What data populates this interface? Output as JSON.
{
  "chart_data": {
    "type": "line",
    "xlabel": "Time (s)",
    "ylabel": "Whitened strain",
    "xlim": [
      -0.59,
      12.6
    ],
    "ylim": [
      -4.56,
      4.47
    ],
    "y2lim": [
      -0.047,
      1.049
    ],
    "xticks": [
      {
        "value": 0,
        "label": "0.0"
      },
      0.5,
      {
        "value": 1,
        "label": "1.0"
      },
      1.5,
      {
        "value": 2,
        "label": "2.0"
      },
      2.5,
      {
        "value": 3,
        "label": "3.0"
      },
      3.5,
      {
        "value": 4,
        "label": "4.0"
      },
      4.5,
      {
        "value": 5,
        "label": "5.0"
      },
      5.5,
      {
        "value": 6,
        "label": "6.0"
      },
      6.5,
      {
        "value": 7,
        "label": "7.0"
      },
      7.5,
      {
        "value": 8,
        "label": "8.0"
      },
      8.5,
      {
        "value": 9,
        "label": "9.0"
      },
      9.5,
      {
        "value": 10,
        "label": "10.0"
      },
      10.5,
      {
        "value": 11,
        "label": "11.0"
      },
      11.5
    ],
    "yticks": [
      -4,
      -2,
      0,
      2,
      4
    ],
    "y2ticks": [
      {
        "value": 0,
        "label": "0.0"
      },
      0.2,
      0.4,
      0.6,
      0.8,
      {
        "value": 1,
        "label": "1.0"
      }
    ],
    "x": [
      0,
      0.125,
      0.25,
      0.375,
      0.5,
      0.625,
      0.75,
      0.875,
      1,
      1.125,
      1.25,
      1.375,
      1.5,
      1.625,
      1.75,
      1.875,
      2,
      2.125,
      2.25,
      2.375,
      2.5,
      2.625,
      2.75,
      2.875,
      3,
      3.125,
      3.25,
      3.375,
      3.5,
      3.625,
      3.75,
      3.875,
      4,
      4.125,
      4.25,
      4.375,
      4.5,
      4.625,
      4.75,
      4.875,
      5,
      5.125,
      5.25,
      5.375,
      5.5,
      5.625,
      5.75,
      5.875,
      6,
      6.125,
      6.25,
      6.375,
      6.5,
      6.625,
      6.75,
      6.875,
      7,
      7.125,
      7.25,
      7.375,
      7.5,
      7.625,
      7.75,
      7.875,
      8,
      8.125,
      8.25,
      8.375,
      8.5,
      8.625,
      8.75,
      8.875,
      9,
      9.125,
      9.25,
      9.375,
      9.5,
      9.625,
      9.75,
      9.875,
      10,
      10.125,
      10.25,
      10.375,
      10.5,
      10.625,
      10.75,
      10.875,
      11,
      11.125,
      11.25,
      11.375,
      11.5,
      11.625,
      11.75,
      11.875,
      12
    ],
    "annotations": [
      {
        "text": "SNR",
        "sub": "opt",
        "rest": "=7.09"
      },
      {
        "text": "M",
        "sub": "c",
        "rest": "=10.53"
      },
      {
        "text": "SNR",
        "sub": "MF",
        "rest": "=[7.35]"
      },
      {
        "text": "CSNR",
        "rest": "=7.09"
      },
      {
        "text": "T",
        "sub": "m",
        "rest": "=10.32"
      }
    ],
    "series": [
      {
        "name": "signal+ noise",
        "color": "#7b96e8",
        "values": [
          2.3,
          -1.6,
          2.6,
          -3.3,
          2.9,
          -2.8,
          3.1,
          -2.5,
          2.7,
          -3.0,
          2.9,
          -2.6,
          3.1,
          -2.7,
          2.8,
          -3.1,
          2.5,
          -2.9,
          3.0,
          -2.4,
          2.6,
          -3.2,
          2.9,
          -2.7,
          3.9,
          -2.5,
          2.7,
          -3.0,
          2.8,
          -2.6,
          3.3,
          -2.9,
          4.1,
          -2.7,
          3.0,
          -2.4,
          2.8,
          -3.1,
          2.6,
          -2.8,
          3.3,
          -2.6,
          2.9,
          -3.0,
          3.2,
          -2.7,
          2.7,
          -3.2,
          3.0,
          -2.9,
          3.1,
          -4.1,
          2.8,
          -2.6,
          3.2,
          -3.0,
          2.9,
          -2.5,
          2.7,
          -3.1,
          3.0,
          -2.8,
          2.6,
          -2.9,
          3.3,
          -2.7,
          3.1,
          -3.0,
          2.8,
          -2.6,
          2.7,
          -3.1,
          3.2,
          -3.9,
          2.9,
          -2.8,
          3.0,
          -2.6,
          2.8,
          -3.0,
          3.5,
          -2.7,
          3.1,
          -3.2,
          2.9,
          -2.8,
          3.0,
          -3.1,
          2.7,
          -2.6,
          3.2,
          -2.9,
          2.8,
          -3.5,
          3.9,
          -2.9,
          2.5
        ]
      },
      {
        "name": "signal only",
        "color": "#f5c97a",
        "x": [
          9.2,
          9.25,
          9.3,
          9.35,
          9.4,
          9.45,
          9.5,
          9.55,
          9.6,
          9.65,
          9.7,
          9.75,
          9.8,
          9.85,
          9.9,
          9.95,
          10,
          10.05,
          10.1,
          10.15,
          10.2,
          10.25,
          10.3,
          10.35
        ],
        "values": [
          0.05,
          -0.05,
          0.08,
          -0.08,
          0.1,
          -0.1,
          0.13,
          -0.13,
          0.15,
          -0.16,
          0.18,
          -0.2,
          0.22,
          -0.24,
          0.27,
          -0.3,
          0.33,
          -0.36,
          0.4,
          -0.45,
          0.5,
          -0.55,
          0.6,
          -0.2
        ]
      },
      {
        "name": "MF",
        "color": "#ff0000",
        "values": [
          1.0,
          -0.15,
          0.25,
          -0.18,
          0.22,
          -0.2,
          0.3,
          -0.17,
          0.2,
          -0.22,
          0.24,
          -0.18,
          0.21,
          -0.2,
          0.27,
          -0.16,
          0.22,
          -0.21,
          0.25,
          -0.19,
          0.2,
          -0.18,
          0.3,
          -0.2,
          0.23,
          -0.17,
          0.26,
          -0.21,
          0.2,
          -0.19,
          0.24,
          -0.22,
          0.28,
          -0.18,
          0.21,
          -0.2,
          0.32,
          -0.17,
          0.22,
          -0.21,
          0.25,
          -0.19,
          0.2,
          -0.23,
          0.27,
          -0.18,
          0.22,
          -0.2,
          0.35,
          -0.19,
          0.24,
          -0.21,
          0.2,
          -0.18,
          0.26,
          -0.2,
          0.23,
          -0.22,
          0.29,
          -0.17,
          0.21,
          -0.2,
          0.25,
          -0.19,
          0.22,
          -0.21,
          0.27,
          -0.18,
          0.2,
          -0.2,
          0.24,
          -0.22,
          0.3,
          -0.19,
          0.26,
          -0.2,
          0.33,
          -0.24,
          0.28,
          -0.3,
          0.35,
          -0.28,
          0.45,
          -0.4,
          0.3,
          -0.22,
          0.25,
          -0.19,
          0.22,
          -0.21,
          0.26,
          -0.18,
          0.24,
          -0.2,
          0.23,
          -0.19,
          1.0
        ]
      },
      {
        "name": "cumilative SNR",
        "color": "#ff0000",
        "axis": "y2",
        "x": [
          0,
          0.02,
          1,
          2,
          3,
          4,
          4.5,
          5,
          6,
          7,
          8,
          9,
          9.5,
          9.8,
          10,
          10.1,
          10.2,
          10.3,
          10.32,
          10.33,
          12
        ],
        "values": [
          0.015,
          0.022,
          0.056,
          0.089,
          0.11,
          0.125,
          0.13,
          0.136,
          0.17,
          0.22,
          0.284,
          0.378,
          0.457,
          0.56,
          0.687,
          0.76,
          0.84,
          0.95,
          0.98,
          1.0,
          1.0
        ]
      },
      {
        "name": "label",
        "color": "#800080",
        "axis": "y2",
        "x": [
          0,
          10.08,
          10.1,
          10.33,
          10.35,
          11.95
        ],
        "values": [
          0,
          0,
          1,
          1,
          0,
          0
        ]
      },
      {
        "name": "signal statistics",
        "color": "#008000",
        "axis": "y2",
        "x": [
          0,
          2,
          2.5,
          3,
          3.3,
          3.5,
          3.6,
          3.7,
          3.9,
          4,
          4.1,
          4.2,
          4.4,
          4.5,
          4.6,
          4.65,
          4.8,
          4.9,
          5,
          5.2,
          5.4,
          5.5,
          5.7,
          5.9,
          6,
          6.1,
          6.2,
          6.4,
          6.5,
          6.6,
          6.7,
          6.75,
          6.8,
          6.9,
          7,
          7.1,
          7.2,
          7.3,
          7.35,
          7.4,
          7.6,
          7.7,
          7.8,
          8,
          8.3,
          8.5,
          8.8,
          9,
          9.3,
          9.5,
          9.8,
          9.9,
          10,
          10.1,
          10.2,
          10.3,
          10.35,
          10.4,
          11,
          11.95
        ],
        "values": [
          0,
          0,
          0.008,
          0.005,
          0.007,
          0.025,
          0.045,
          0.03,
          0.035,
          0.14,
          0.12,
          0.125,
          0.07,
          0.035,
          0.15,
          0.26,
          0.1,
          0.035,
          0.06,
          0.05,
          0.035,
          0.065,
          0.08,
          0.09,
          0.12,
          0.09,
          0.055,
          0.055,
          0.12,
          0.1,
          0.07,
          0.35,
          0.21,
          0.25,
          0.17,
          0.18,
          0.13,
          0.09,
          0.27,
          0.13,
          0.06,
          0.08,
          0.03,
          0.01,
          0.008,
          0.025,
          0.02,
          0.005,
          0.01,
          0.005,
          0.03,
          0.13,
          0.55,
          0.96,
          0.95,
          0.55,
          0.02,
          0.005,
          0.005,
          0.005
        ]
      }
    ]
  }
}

* _Problem details_: Look through the records and gather every line containing "color".

* _Result for this task_:
        "color": "#7b96e8",
        "color": "#f5c97a",
        "color": "#ff0000",
        "color": "#ff0000",
        "color": "#800080",
        "color": "#008000",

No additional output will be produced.